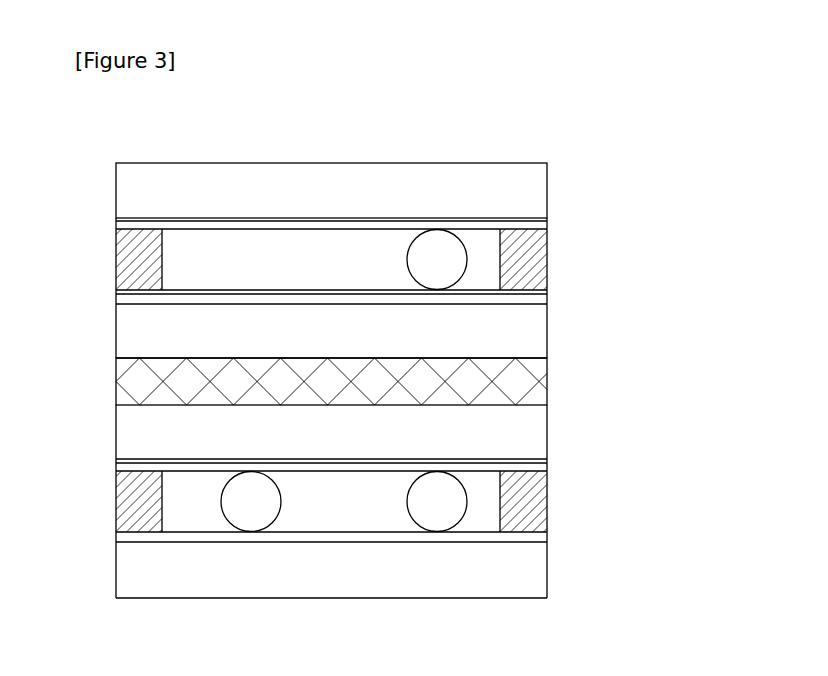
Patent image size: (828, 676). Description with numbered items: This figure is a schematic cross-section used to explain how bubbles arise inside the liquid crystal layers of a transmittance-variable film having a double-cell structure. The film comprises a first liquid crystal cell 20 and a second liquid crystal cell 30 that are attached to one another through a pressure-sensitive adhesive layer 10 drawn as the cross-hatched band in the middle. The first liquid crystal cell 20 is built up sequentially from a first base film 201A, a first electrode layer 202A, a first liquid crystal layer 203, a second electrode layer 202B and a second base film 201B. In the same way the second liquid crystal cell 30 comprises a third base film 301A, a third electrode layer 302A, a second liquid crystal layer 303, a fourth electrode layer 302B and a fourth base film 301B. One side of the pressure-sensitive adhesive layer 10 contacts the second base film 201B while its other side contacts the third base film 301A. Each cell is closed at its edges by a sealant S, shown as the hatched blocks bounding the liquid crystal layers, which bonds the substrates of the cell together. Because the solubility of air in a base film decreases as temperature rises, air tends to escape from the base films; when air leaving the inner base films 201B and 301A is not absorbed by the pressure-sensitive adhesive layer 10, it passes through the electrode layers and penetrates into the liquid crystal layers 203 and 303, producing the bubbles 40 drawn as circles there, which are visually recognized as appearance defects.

The pressure-sensitive adhesive layer 10 is at (549, 379).
The first liquid crystal cell 20 is at (392, 260).
The second liquid crystal cell 30 is at (392, 501).
The bubbles 40 is at (441, 253).
The first base film 201A is at (549, 193).
The first electrode layer 202A is at (549, 225).
The first liquid crystal layer 203 is at (482, 253).
The second electrode layer 202B is at (549, 297).
The second base film 201B is at (370, 331).
The third base film 301A is at (549, 436).
The third electrode layer 302A is at (549, 466).
The second liquid crystal layer 303 is at (478, 494).
The fourth electrode layer 302B is at (549, 539).
The fourth base film 301B is at (370, 570).
The sealant S is at (128, 258).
◆ ◆ ◆
Stated goal: Reproduce the records above, replacing "schematic cross-section" with "schematic sectional view" wherever it occurs and leaving everything else unchanged. Omit the pictures from your answer.

Response below:
Patent image size: (828, 676). Description with numbered items: This figure is a schematic sectional view used to explain how bubbles arise inside the liquid crystal layers of a transmittance-variable film having a double-cell structure. The film comprises a first liquid crystal cell 20 and a second liquid crystal cell 30 that are attached to one another through a pressure-sensitive adhesive layer 10 drawn as the cross-hatched band in the middle. The first liquid crystal cell 20 is built up sequentially from a first base film 201A, a first electrode layer 202A, a first liquid crystal layer 203, a second electrode layer 202B and a second base film 201B. In the same way the second liquid crystal cell 30 comprises a third base film 301A, a third electrode layer 302A, a second liquid crystal layer 303, a fourth electrode layer 302B and a fourth base film 301B. One side of the pressure-sensitive adhesive layer 10 contacts the second base film 201B while its other side contacts the third base film 301A. Each cell is closed at its edges by a sealant S, shown as the hatched blocks bounding the liquid crystal layers, which bonds the substrates of the cell together. Because the solubility of air in a base film decreases as temperature rises, air tends to escape from the base films; when air leaving the inner base films 201B and 301A is not absorbed by the pressure-sensitive adhesive layer 10, it passes through the electrode layers and penetrates into the liquid crystal layers 203 and 303, producing the bubbles 40 drawn as circles there, which are visually recognized as appearance defects.

The pressure-sensitive adhesive layer 10 is at (549, 379).
The first liquid crystal cell 20 is at (392, 260).
The second liquid crystal cell 30 is at (392, 501).
The bubbles 40 is at (441, 253).
The first base film 201A is at (549, 193).
The first electrode layer 202A is at (549, 225).
The first liquid crystal layer 203 is at (482, 253).
The second electrode layer 202B is at (549, 297).
The second base film 201B is at (370, 331).
The third base film 301A is at (549, 436).
The third electrode layer 302A is at (549, 466).
The second liquid crystal layer 303 is at (478, 494).
The fourth electrode layer 302B is at (549, 539).
The fourth base film 301B is at (370, 570).
The sealant S is at (128, 258).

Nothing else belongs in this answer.